◆ WHAT YOU HAVE TO DO: Search the records below for the word "Menurut" and show every line where it occurs.
== RECORDS FOR THE TASK ==
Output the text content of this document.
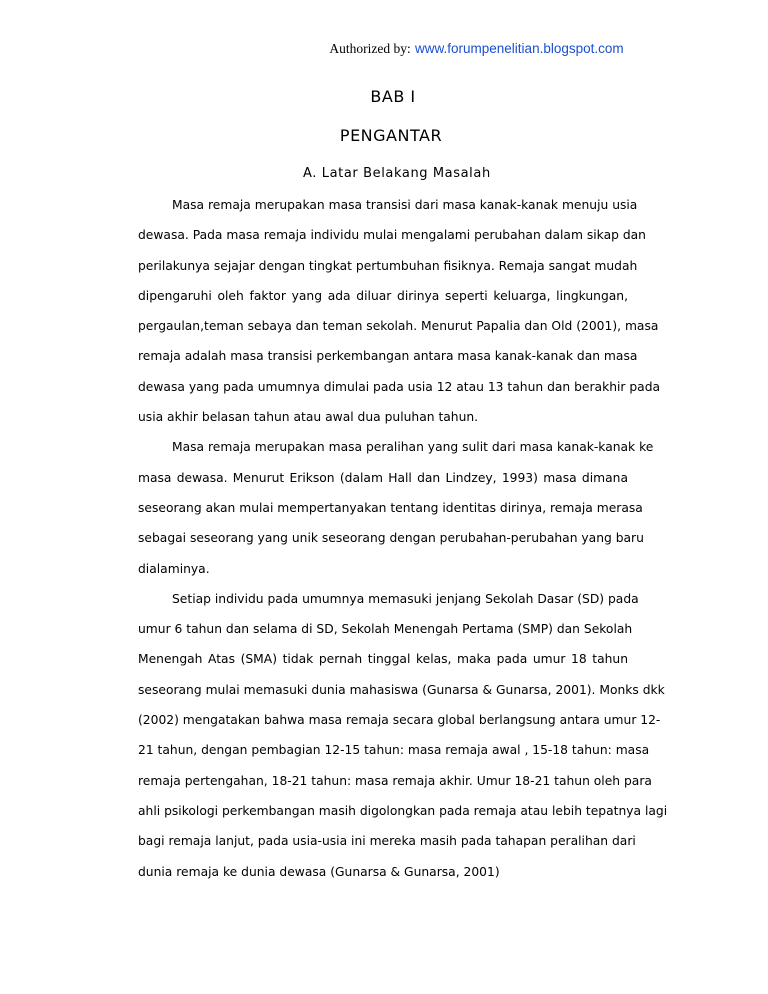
Authorized by: www.forumpenelitian.blogspot.com
BAB I
PENGANTAR
A. Latar Belakang Masalah

Masa remaja merupakan masa transisi dari masa kanak-kanak menuju usia

dewasa. Pada masa remaja individu mulai mengalami perubahan dalam sikap dan

perilakunya sejajar dengan tingkat pertumbuhan fisiknya. Remaja sangat mudah

dipengaruhi oleh faktor yang ada diluar dirinya seperti keluarga, lingkungan,

pergaulan,teman sebaya dan teman sekolah. Menurut Papalia dan Old (2001), masa

remaja adalah masa transisi perkembangan antara masa kanak-kanak dan masa

dewasa yang pada umumnya dimulai pada usia 12 atau 13 tahun dan berakhir pada

usia akhir belasan tahun atau awal dua puluhan tahun.

Masa remaja merupakan masa peralihan yang sulit dari masa kanak-kanak ke

masa dewasa. Menurut Erikson (dalam Hall dan Lindzey, 1993) masa dimana

seseorang akan mulai mempertanyakan tentang identitas dirinya, remaja merasa

sebagai seseorang yang unik seseorang dengan perubahan-perubahan yang baru

dialaminya.

Setiap individu pada umumnya memasuki jenjang Sekolah Dasar (SD) pada

umur 6 tahun dan selama di SD, Sekolah Menengah Pertama (SMP) dan Sekolah

Menengah Atas (SMA) tidak pernah tinggal kelas, maka pada umur 18 tahun

seseorang mulai memasuki dunia mahasiswa (Gunarsa & Gunarsa, 2001). Monks dkk

(2002) mengatakan bahwa masa remaja secara global berlangsung antara umur 12-

21 tahun, dengan pembagian 12-15 tahun: masa remaja awal , 15-18 tahun: masa

remaja pertengahan, 18-21 tahun: masa remaja akhir. Umur 18-21 tahun oleh para

ahli psikologi perkembangan masih digolongkan pada remaja atau lebih tepatnya lagi

bagi remaja lanjut, pada usia-usia ini mereka masih pada tahapan peralihan dari

dunia remaja ke dunia dewasa (Gunarsa & Gunarsa, 2001)
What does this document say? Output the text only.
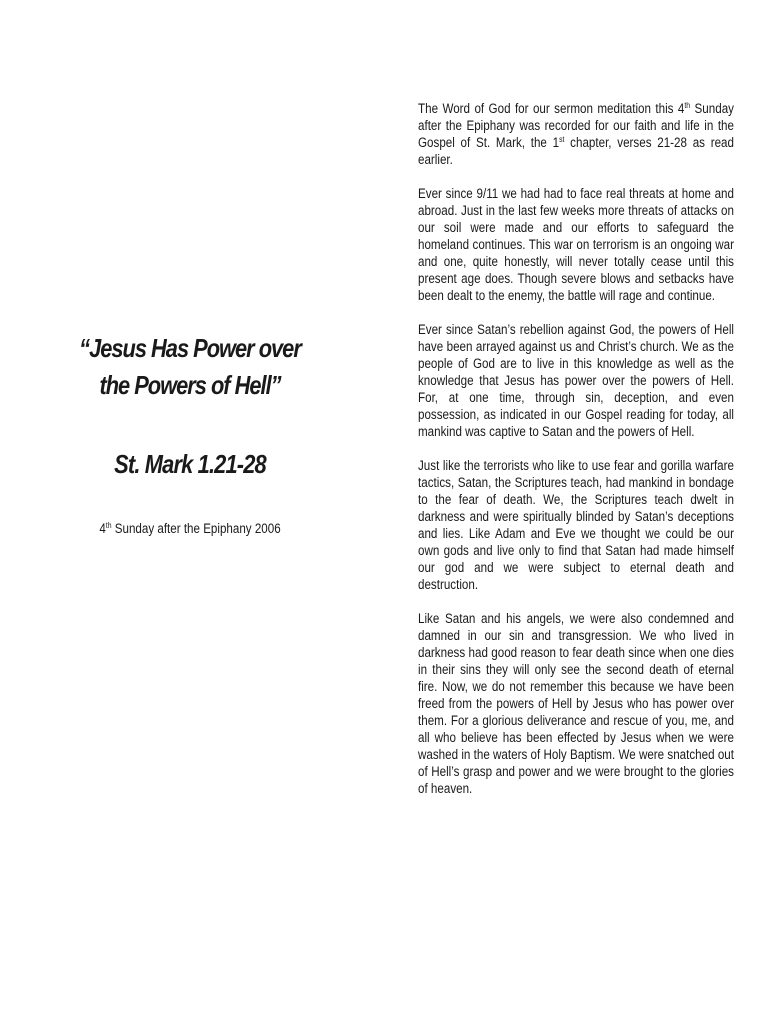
“Jesus Has Power over the Powers of Hell”
St. Mark 1.21-28

4th Sunday after the Epiphany 2006

The Word of God for our sermon meditation this 4th Sunday after the Epiphany was recorded for our faith and life in the Gospel of St. Mark, the 1st chapter, verses 21-28 as read earlier.

Ever since 9/11 we had had to face real threats at home and abroad. Just in the last few weeks more threats of attacks on our soil were made and our efforts to safeguard the homeland continues. This war on terrorism is an ongoing war and one, quite honestly, will never totally cease until this present age does. Though severe blows and setbacks have been dealt to the enemy, the battle will rage and continue.

Ever since Satan’s rebellion against God, the powers of Hell have been arrayed against us and Christ’s church. We as the people of God are to live in this knowledge as well as the knowledge that Jesus has power over the powers of Hell. For, at one time, through sin, deception, and even possession, as indicated in our Gospel reading for today, all mankind was captive to Satan and the powers of Hell.

Just like the terrorists who like to use fear and gorilla warfare tactics, Satan, the Scriptures teach, had mankind in bondage to the fear of death. We, the Scriptures teach dwelt in darkness and were spiritually blinded by Satan’s deceptions and lies. Like Adam and Eve we thought we could be our own gods and live only to find that Satan had made himself our god and we were subject to eternal death and destruction.

Like Satan and his angels, we were also condemned and damned in our sin and transgression. We who lived in darkness had good reason to fear death since when one dies in their sins they will only see the second death of eternal fire. Now, we do not remember this because we have been freed from the powers of Hell by Jesus who has power over them. For a glorious deliverance and rescue of you, me, and all who believe has been effected by Jesus when we were washed in the waters of Holy Baptism. We were snatched out of Hell’s grasp and power and we were brought to the glories of heaven.
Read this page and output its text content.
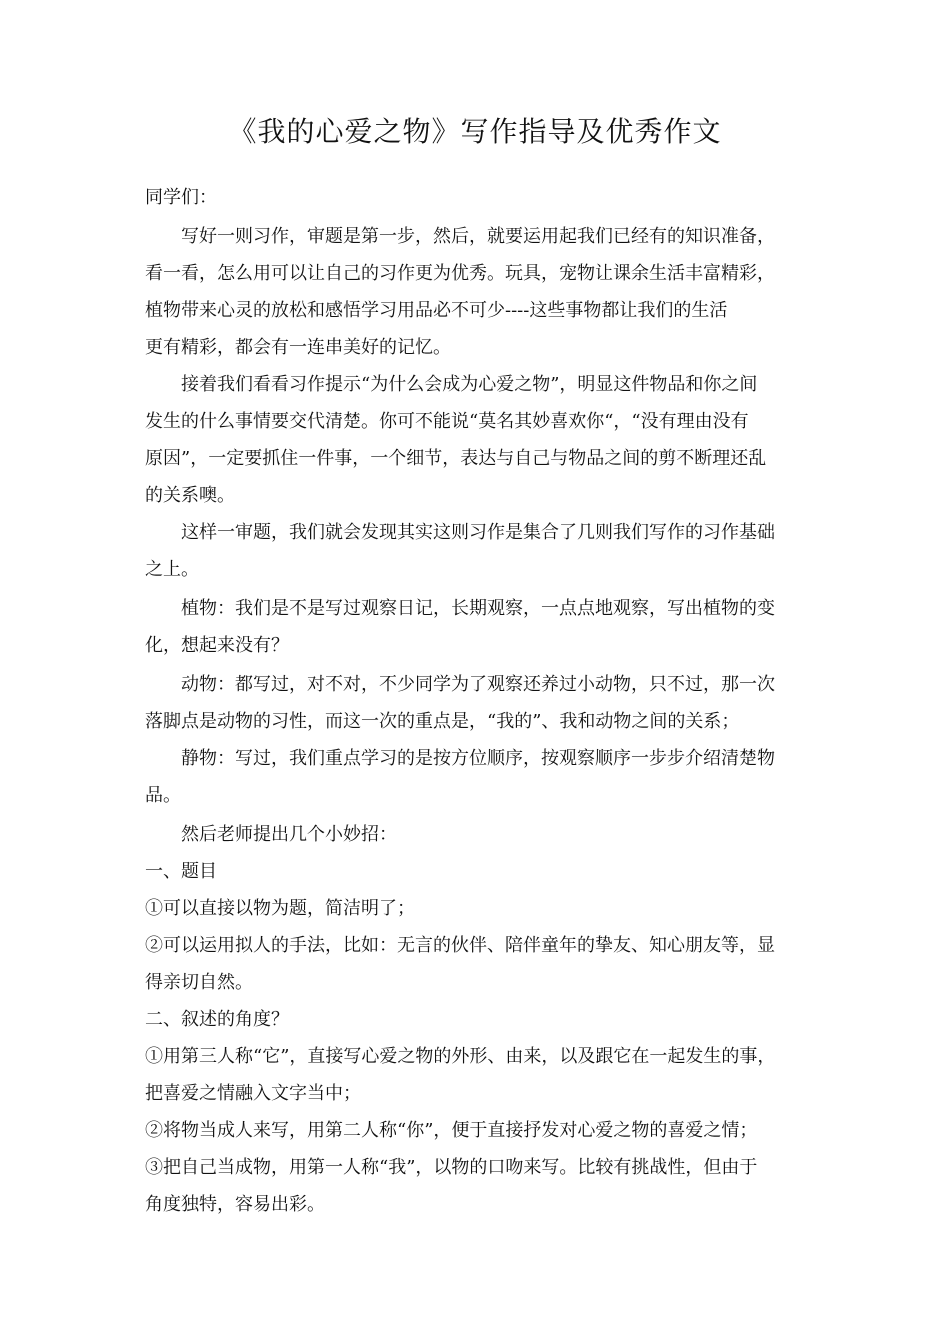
《我的心爱之物》写作指导及优秀作文
同学们：
写好一则习作，审题是第一步，然后，就要运用起我们已经有的知识准备，
看一看，怎么用可以让自己的习作更为优秀。玩具，宠物让课余生活丰富精彩，
植物带来心灵的放松和感悟学习用品必不可少----这些事物都让我们的生活
更有精彩，都会有一连串美好的记忆。
接着我们看看习作提示“为什么会成为心爱之物”，明显这件物品和你之间
发生的什么事情要交代清楚。你可不能说“莫名其妙喜欢你“，“没有理由没有
原因”，一定要抓住一件事，一个细节，表达与自己与物品之间的剪不断理还乱
的关系噢。
这样一审题，我们就会发现其实这则习作是集合了几则我们写作的习作基础
之上。
植物：我们是不是写过观察日记，长期观察，一点点地观察，写出植物的变
化，想起来没有？
动物：都写过，对不对，不少同学为了观察还养过小动物，只不过，那一次
落脚点是动物的习性，而这一次的重点是，“我的”、我和动物之间的关系；
静物：写过，我们重点学习的是按方位顺序，按观察顺序一步步介绍清楚物
品。
然后老师提出几个小妙招：
一、题目
①可以直接以物为题，简洁明了；
②可以运用拟人的手法，比如：无言的伙伴、陪伴童年的挚友、知心朋友等，显
得亲切自然。
二、叙述的角度？
①用第三人称“它”，直接写心爱之物的外形、由来，以及跟它在一起发生的事，
把喜爱之情融入文字当中；
②将物当成人来写，用第二人称“你”，便于直接抒发对心爱之物的喜爱之情；
③把自己当成物，用第一人称“我”，以物的口吻来写。比较有挑战性，但由于
角度独特，容易出彩。
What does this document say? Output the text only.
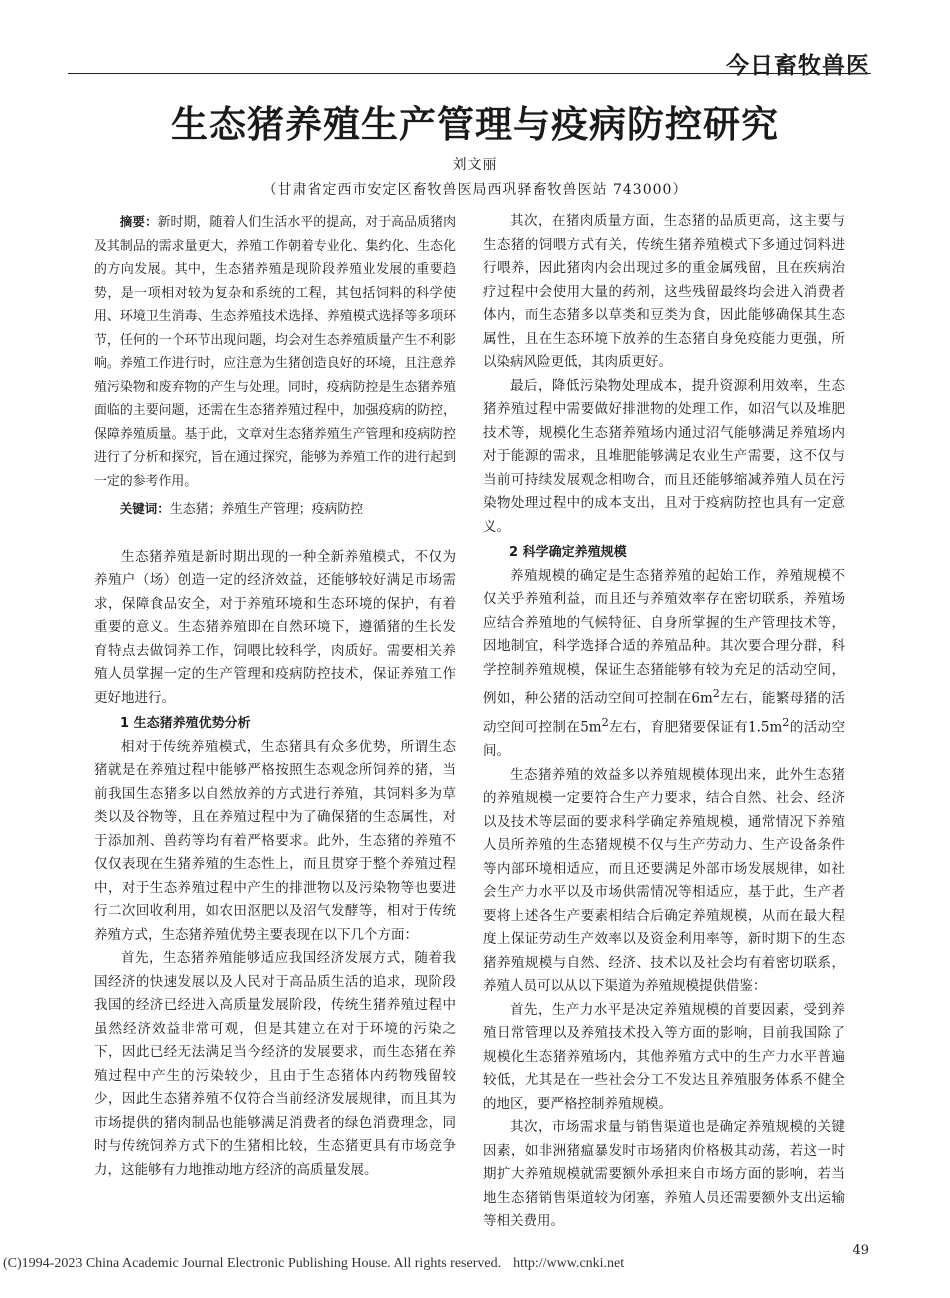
今日畜牧兽医
生态猪养殖生产管理与疫病防控研究
刘文丽
（甘肃省定西市安定区畜牧兽医局西巩驿畜牧兽医站 743000）

摘要：新时期，随着人们生活水平的提高，对于高品质猪肉及其制品的需求量更大，养殖工作朝着专业化、集约化、生态化的方向发展。其中，生态猪养殖是现阶段养殖业发展的重要趋势，是一项相对较为复杂和系统的工程，其包括饲料的科学使用、环境卫生消毒、生态养殖技术选择、养殖模式选择等多项环节，任何的一个环节出现问题，均会对生态养殖质量产生不利影响。养殖工作进行时，应注意为生猪创造良好的环境，且注意养殖污染物和废弃物的产生与处理。同时，疫病防控是生态猪养殖面临的主要问题，还需在生态猪养殖过程中，加强疫病的防控，保障养殖质量。基于此，文章对生态猪养殖生产管理和疫病防控进行了分析和探究，旨在通过探究，能够为养殖工作的进行起到一定的参考作用。

关键词：生态猪；养殖生产管理；疫病防控

生态猪养殖是新时期出现的一种全新养殖模式，不仅为养殖户（场）创造一定的经济效益，还能够较好满足市场需求，保障食品安全，对于养殖环境和生态环境的保护，有着重要的意义。生态猪养殖即在自然环境下，遵循猪的生长发育特点去做饲养工作，饲喂比较科学，肉质好。需要相关养殖人员掌握一定的生产管理和疫病防控技术，保证养殖工作更好地进行。

1 生态猪养殖优势分析

相对于传统养殖模式，生态猪具有众多优势，所谓生态猪就是在养殖过程中能够严格按照生态观念所饲养的猪，当前我国生态猪多以自然放养的方式进行养殖，其饲料多为草类以及谷物等，且在养殖过程中为了确保猪的生态属性，对于添加剂、兽药等均有着严格要求。此外，生态猪的养殖不仅仅表现在生猪养殖的生态性上，而且贯穿于整个养殖过程中，对于生态养殖过程中产生的排泄物以及污染物等也要进行二次回收利用，如农田沤肥以及沼气发酵等，相对于传统养殖方式，生态猪养殖优势主要表现在以下几个方面：

首先，生态猪养殖能够适应我国经济发展方式，随着我国经济的快速发展以及人民对于高品质生活的追求，现阶段我国的经济已经进入高质量发展阶段，传统生猪养殖过程中虽然经济效益非常可观，但是其建立在对于环境的污染之下，因此已经无法满足当今经济的发展要求，而生态猪在养殖过程中产生的污染较少，且由于生态猪体内药物残留较少，因此生态猪养殖不仅符合当前经济发展规律，而且其为市场提供的猪肉制品也能够满足消费者的绿色消费理念，同时与传统饲养方式下的生猪相比较，生态猪更具有市场竞争力，这能够有力地推动地方经济的高质量发展。

其次，在猪肉质量方面，生态猪的品质更高，这主要与生态猪的饲喂方式有关，传统生猪养殖模式下多通过饲料进行喂养，因此猪肉内会出现过多的重金属残留，且在疾病治疗过程中会使用大量的药剂，这些残留最终均会进入消费者体内，而生态猪多以草类和豆类为食，因此能够确保其生态属性，且在生态环境下放养的生态猪自身免疫能力更强，所以染病风险更低，其肉质更好。

最后，降低污染物处理成本，提升资源利用效率，生态猪养殖过程中需要做好排泄物的处理工作，如沼气以及堆肥技术等，规模化生态猪养殖场内通过沼气能够满足养殖场内对于能源的需求，且堆肥能够满足农业生产需要，这不仅与当前可持续发展观念相吻合，而且还能够缩减养殖人员在污染物处理过程中的成本支出，且对于疫病防控也具有一定意义。

2 科学确定养殖规模

养殖规模的确定是生态猪养殖的起始工作，养殖规模不仅关乎养殖利益，而且还与养殖效率存在密切联系，养殖场应结合养殖地的气候特征、自身所掌握的生产管理技术等，因地制宜，科学选择合适的养殖品种。其次要合理分群，科学控制养殖规模，保证生态猪能够有较为充足的活动空间，例如，种公猪的活动空间可控制在$6m^2$左右，能繁母猪的活动空间可控制在$5m^2$左右，育肥猪要保证有$1.5m^2$的活动空间。

生态猪养殖的效益多以养殖规模体现出来，此外生态猪的养殖规模一定要符合生产力要求，结合自然、社会、经济以及技术等层面的要求科学确定养殖规模，通常情况下养殖人员所养殖的生态猪规模不仅与生产劳动力、生产设备条件等内部环境相适应，而且还要满足外部市场发展规律，如社会生产力水平以及市场供需情况等相适应，基于此，生产者要将上述各生产要素相结合后确定养殖规模，从而在最大程度上保证劳动生产效率以及资金利用率等，新时期下的生态猪养殖规模与自然、经济、技术以及社会均有着密切联系，养殖人员可以从以下渠道为养殖规模提供借鉴：

首先，生产力水平是决定养殖规模的首要因素，受到养殖日常管理以及养殖技术投入等方面的影响，目前我国除了规模化生态猪养殖场内，其他养殖方式中的生产力水平普遍较低，尤其是在一些社会分工不发达且养殖服务体系不健全的地区，要严格控制养殖规模。

其次，市场需求量与销售渠道也是确定养殖规模的关键因素，如非洲猪瘟暴发时市场猪肉价格极其动荡，若这一时期扩大养殖规模就需要额外承担来自市场方面的影响，若当地生态猪销售渠道较为闭塞，养殖人员还需要额外支出运输等相关费用。

49
(C)1994-2023 China Academic Journal Electronic Publishing House. All rights reserved. http://www.cnki.net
===
◆ ANSWER TO THIS PROBLEM:
pergaulan,teman sebaya dan teman sekolah. Menurut Papalia dan Old (2001), masa
masa dewasa. Menurut Erikson (dalam Hall dan Lindzey, 1993) masa dimana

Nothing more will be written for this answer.